● The request:
Figure out how many lines of the material below contain the word "this". Answer with the number only.

● Data section:
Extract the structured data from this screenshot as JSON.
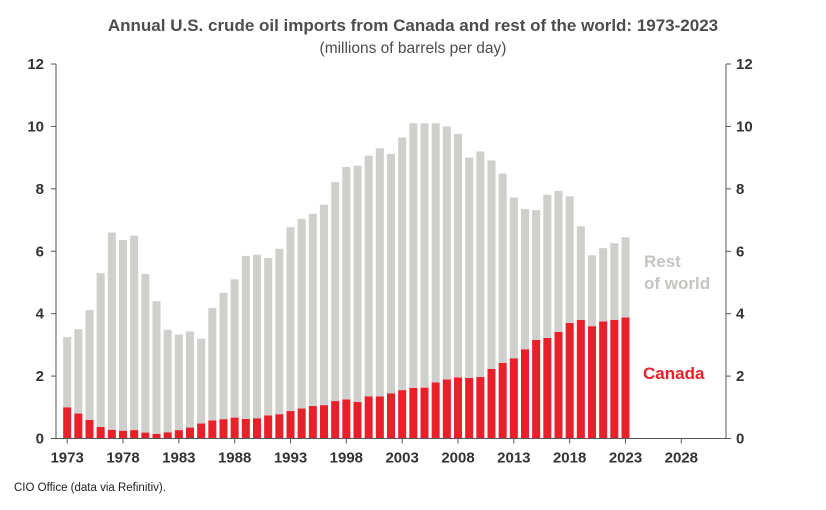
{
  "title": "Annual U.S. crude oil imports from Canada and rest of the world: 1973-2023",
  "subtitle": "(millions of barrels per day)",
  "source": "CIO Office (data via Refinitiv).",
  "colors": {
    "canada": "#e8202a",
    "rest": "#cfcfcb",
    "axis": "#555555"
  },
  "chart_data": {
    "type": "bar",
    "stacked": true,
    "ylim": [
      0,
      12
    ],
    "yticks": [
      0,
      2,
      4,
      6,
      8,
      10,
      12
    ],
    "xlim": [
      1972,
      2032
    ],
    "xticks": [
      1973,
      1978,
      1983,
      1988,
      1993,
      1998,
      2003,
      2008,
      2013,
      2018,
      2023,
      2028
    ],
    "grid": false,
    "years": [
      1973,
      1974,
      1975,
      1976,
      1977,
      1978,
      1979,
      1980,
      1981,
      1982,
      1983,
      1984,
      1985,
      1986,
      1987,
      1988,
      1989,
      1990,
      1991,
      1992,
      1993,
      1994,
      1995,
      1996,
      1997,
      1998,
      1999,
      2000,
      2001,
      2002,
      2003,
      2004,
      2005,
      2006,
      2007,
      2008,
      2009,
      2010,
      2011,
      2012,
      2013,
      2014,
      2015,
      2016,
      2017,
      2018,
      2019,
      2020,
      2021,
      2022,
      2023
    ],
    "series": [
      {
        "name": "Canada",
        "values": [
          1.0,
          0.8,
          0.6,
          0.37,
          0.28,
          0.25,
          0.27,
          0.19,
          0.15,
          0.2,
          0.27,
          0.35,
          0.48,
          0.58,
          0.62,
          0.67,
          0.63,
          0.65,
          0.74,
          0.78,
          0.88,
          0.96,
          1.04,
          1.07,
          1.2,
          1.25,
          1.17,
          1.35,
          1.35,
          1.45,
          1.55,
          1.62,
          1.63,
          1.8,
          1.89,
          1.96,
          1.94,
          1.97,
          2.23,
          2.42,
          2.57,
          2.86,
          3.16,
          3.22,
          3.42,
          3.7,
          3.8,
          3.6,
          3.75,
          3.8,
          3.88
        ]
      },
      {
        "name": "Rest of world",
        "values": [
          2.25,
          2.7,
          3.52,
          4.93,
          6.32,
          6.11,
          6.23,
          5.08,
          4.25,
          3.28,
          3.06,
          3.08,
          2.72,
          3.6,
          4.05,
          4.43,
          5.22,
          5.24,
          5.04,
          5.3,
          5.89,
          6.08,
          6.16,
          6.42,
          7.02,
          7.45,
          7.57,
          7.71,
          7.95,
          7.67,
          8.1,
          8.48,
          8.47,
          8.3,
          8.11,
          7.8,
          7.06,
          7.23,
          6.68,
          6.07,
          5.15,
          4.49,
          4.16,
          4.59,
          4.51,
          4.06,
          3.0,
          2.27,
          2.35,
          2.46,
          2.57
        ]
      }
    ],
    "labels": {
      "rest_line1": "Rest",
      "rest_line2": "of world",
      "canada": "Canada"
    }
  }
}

---

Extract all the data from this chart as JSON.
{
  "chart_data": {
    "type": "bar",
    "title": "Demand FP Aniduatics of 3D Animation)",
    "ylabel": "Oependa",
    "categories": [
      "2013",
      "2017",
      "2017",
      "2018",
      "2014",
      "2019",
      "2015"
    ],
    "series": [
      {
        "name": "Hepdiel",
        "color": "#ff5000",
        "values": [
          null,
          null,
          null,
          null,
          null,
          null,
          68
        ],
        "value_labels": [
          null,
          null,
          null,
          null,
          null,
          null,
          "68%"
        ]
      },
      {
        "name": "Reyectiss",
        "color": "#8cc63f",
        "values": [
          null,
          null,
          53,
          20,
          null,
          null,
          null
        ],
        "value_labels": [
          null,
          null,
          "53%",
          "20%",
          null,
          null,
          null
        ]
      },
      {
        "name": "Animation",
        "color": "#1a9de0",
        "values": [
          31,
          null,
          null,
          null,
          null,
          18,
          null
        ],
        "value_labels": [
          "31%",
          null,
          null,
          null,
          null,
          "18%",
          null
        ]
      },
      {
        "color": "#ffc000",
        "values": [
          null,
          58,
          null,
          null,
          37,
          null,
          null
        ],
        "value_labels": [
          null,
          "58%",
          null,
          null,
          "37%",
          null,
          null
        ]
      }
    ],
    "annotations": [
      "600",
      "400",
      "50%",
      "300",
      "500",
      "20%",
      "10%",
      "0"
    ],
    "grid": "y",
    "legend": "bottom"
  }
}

...

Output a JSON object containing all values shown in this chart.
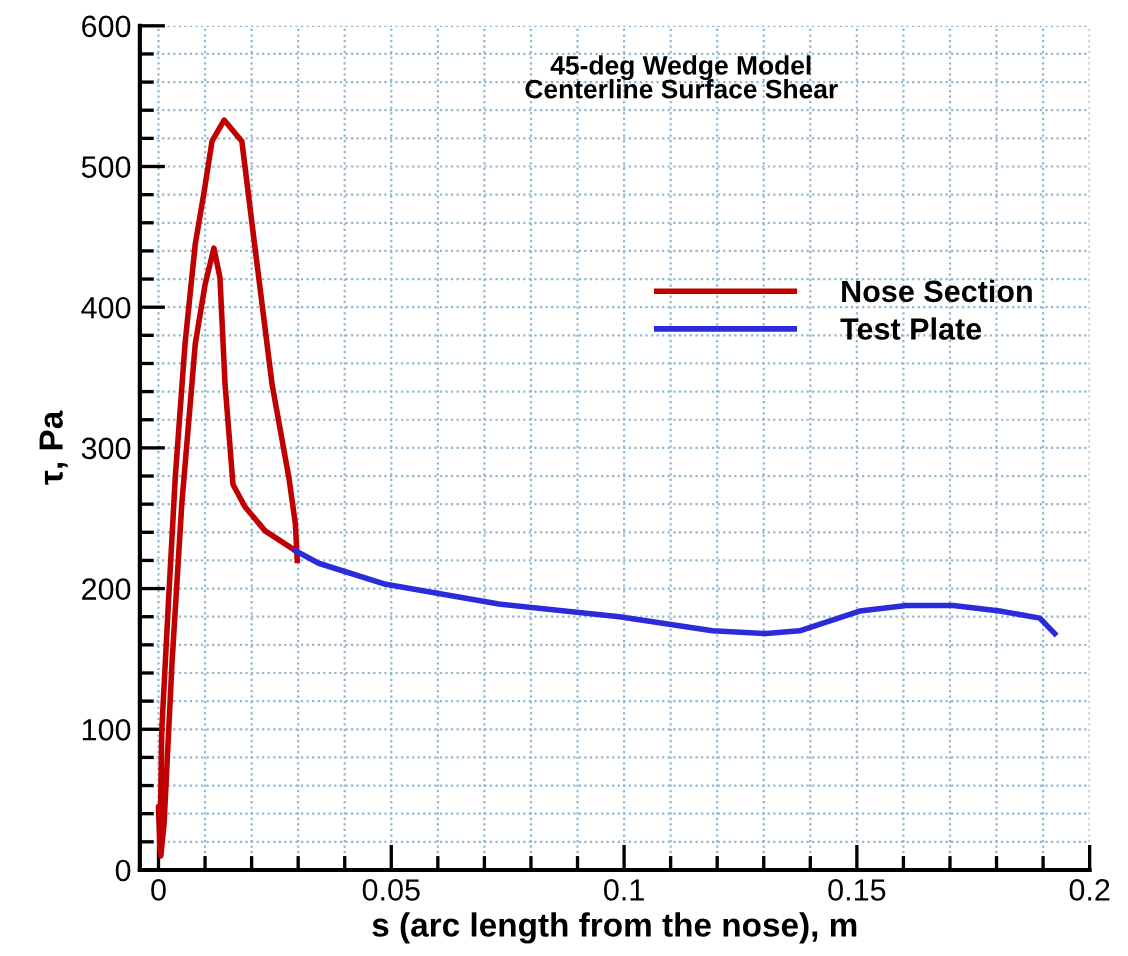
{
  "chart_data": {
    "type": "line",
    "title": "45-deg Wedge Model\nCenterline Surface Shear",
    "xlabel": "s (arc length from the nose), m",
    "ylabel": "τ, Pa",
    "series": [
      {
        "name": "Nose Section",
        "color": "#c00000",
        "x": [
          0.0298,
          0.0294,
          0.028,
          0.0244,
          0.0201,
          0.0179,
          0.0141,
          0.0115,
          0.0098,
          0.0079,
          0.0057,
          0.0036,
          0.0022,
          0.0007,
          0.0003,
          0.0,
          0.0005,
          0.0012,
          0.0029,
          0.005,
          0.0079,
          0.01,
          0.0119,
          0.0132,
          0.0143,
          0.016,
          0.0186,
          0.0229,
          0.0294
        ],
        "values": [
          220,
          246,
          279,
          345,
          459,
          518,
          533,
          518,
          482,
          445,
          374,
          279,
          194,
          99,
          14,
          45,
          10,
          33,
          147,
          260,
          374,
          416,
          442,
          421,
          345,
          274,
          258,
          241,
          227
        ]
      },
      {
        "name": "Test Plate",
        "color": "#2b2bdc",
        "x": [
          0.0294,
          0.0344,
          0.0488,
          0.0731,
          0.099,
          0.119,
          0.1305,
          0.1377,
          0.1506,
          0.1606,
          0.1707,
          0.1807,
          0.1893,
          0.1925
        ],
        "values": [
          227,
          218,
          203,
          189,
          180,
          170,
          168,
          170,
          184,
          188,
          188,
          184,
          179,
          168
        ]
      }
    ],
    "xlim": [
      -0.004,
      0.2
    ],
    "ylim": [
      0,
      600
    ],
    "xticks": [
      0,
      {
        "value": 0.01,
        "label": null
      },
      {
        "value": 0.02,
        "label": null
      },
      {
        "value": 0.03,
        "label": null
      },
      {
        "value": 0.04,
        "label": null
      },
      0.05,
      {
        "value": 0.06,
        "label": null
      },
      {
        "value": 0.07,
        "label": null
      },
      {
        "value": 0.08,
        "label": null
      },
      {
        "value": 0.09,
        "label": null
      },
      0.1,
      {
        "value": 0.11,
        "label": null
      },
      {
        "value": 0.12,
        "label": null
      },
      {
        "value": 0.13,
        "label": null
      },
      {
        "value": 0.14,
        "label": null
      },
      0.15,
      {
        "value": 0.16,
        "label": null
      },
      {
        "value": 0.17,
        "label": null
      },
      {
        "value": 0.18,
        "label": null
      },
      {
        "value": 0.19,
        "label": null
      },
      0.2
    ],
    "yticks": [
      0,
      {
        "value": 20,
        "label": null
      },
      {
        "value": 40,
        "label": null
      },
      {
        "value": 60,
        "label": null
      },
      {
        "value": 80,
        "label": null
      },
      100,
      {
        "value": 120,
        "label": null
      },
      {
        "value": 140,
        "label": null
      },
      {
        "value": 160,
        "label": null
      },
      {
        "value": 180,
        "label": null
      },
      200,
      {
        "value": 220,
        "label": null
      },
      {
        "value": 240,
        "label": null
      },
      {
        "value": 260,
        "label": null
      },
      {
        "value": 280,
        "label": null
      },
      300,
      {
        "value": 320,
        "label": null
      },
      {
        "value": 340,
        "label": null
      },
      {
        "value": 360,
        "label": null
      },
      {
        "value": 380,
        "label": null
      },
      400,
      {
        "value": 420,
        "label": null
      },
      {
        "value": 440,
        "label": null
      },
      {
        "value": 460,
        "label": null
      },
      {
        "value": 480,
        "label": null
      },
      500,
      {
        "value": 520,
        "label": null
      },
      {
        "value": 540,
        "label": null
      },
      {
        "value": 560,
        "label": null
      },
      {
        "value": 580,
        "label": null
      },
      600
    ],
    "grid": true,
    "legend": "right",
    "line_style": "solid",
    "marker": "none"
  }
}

● Answer:
3